• _Exercise instructions_
Return all of the entries exactly, with nothing added or left out.

Extracted data entries
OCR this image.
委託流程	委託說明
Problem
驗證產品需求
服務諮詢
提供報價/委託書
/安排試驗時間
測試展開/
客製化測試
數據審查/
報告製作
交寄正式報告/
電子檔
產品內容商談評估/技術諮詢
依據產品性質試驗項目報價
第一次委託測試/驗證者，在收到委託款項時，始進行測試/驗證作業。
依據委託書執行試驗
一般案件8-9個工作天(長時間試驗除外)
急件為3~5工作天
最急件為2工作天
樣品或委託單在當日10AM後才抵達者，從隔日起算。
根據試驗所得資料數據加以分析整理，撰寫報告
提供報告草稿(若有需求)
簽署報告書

• _Result for this exercise_
OCR this image.
委託流程	委託說明
Problem
驗證產品需求
服務諮詢
提供報價/委託書
/安排試驗時間
測試展開/
客製化測試
數據審查/
報告製作
交寄正式報告/
電子檔
產品內容商談評估/技術諮詢
依據產品性質試驗項目報價
第一次委託測試/驗證者，在收到委託款項時，始進行測試/驗證作業。
依據委託書執行試驗
一般案件8-9個工作天(長時間試驗除外)
急件為3~5工作天
最急件為2工作天
樣品或委託單在當日10AM後才抵達者，從隔日起算。
根據試驗所得資料數據加以分析整理，撰寫報告
提供報告草稿(若有需求)
簽署報告書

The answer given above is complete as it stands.